begin Provided material

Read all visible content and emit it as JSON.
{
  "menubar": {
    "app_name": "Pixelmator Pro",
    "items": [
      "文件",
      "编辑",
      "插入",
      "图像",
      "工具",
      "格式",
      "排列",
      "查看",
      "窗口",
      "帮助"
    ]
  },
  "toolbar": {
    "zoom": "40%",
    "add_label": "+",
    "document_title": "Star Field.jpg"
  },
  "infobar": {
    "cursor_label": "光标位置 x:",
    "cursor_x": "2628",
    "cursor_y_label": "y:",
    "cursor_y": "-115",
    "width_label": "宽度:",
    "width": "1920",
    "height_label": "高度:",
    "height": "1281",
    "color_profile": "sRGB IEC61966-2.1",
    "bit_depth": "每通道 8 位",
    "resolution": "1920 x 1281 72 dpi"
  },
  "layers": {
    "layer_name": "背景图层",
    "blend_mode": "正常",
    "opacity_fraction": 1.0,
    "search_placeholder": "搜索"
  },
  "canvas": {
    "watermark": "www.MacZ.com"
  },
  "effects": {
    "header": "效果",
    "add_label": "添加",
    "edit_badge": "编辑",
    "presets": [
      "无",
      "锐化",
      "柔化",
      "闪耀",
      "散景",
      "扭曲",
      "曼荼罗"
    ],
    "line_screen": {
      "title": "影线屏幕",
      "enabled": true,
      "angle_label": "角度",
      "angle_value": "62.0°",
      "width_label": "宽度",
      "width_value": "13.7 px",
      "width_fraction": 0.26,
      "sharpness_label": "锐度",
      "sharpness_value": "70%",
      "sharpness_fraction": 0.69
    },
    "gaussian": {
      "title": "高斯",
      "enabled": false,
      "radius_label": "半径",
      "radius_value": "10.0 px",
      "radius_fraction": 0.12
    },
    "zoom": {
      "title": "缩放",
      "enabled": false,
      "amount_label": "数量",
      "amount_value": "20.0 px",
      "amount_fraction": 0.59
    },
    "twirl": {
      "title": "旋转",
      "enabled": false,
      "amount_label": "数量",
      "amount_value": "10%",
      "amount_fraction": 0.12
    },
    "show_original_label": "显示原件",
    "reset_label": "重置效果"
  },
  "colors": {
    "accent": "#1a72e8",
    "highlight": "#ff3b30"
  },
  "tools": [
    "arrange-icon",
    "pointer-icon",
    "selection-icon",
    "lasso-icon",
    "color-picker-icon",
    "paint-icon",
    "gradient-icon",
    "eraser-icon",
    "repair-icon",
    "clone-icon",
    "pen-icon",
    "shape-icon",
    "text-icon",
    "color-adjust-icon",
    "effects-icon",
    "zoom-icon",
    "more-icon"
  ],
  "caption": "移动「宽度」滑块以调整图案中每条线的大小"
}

end Provided material

## Problem statement:
Repeat the records above exactly, leaving none out.

## Exercise output:
Read all visible content and emit it as JSON.
{
  "menubar": {
    "app_name": "Pixelmator Pro",
    "items": [
      "文件",
      "编辑",
      "插入",
      "图像",
      "工具",
      "格式",
      "排列",
      "查看",
      "窗口",
      "帮助"
    ]
  },
  "toolbar": {
    "zoom": "40%",
    "add_label": "+",
    "document_title": "Star Field.jpg"
  },
  "infobar": {
    "cursor_label": "光标位置 x:",
    "cursor_x": "2628",
    "cursor_y_label": "y:",
    "cursor_y": "-115",
    "width_label": "宽度:",
    "width": "1920",
    "height_label": "高度:",
    "height": "1281",
    "color_profile": "sRGB IEC61966-2.1",
    "bit_depth": "每通道 8 位",
    "resolution": "1920 x 1281 72 dpi"
  },
  "layers": {
    "layer_name": "背景图层",
    "blend_mode": "正常",
    "opacity_fraction": 1.0,
    "search_placeholder": "搜索"
  },
  "canvas": {
    "watermark": "www.MacZ.com"
  },
  "effects": {
    "header": "效果",
    "add_label": "添加",
    "edit_badge": "编辑",
    "presets": [
      "无",
      "锐化",
      "柔化",
      "闪耀",
      "散景",
      "扭曲",
      "曼荼罗"
    ],
    "line_screen": {
      "title": "影线屏幕",
      "enabled": true,
      "angle_label": "角度",
      "angle_value": "62.0°",
      "width_label": "宽度",
      "width_value": "13.7 px",
      "width_fraction": 0.26,
      "sharpness_label": "锐度",
      "sharpness_value": "70%",
      "sharpness_fraction": 0.69
    },
    "gaussian": {
      "title": "高斯",
      "enabled": false,
      "radius_label": "半径",
      "radius_value": "10.0 px",
      "radius_fraction": 0.12
    },
    "zoom": {
      "title": "缩放",
      "enabled": false,
      "amount_label": "数量",
      "amount_value": "20.0 px",
      "amount_fraction": 0.59
    },
    "twirl": {
      "title": "旋转",
      "enabled": false,
      "amount_label": "数量",
      "amount_value": "10%",
      "amount_fraction": 0.12
    },
    "show_original_label": "显示原件",
    "reset_label": "重置效果"
  },
  "colors": {
    "accent": "#1a72e8",
    "highlight": "#ff3b30"
  },
  "tools": [
    "arrange-icon",
    "pointer-icon",
    "selection-icon",
    "lasso-icon",
    "color-picker-icon",
    "paint-icon",
    "gradient-icon",
    "eraser-icon",
    "repair-icon",
    "clone-icon",
    "pen-icon",
    "shape-icon",
    "text-icon",
    "color-adjust-icon",
    "effects-icon",
    "zoom-icon",
    "more-icon"
  ],
  "caption": "移动「宽度」滑块以调整图案中每条线的大小"
}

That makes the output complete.